## Aim of the exercise
Repeat each record below exactly as given.

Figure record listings

++++++++++

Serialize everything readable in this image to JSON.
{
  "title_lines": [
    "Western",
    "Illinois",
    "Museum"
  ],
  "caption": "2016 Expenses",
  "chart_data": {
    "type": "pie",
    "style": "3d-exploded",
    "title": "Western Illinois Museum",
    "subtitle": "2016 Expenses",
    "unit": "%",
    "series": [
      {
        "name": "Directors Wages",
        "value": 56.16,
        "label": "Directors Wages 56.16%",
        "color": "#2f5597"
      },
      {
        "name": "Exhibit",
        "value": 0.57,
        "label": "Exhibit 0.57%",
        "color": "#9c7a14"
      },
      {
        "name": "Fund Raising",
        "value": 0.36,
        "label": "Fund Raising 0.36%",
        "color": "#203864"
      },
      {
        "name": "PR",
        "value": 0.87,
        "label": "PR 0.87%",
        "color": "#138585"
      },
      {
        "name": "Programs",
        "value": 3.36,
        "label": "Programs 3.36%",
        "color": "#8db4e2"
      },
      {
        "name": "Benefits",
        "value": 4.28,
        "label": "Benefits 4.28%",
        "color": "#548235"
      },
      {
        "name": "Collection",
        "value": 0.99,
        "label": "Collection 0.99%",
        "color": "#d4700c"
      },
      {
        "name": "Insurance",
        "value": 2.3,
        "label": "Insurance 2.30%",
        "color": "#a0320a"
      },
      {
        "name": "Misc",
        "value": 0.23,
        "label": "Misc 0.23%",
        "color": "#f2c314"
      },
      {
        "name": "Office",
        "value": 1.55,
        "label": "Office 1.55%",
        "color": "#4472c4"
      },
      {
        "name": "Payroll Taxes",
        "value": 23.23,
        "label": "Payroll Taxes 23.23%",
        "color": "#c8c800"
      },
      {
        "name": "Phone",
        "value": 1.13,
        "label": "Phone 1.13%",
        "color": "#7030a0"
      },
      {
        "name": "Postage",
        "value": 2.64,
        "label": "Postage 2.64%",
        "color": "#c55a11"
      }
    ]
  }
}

++++++++++

## Full answer
Serialize everything readable in this image to JSON.
{
  "title_lines": [
    "Western",
    "Illinois",
    "Museum"
  ],
  "caption": "2016 Expenses",
  "chart_data": {
    "type": "pie",
    "style": "3d-exploded",
    "title": "Western Illinois Museum",
    "subtitle": "2016 Expenses",
    "unit": "%",
    "series": [
      {
        "name": "Directors Wages",
        "value": 56.16,
        "label": "Directors Wages 56.16%",
        "color": "#2f5597"
      },
      {
        "name": "Exhibit",
        "value": 0.57,
        "label": "Exhibit 0.57%",
        "color": "#9c7a14"
      },
      {
        "name": "Fund Raising",
        "value": 0.36,
        "label": "Fund Raising 0.36%",
        "color": "#203864"
      },
      {
        "name": "PR",
        "value": 0.87,
        "label": "PR 0.87%",
        "color": "#138585"
      },
      {
        "name": "Programs",
        "value": 3.36,
        "label": "Programs 3.36%",
        "color": "#8db4e2"
      },
      {
        "name": "Benefits",
        "value": 4.28,
        "label": "Benefits 4.28%",
        "color": "#548235"
      },
      {
        "name": "Collection",
        "value": 0.99,
        "label": "Collection 0.99%",
        "color": "#d4700c"
      },
      {
        "name": "Insurance",
        "value": 2.3,
        "label": "Insurance 2.30%",
        "color": "#a0320a"
      },
      {
        "name": "Misc",
        "value": 0.23,
        "label": "Misc 0.23%",
        "color": "#f2c314"
      },
      {
        "name": "Office",
        "value": 1.55,
        "label": "Office 1.55%",
        "color": "#4472c4"
      },
      {
        "name": "Payroll Taxes",
        "value": 23.23,
        "label": "Payroll Taxes 23.23%",
        "color": "#c8c800"
      },
      {
        "name": "Phone",
        "value": 1.13,
        "label": "Phone 1.13%",
        "color": "#7030a0"
      },
      {
        "name": "Postage",
        "value": 2.64,
        "label": "Postage 2.64%",
        "color": "#c55a11"
      }
    ]
  }
}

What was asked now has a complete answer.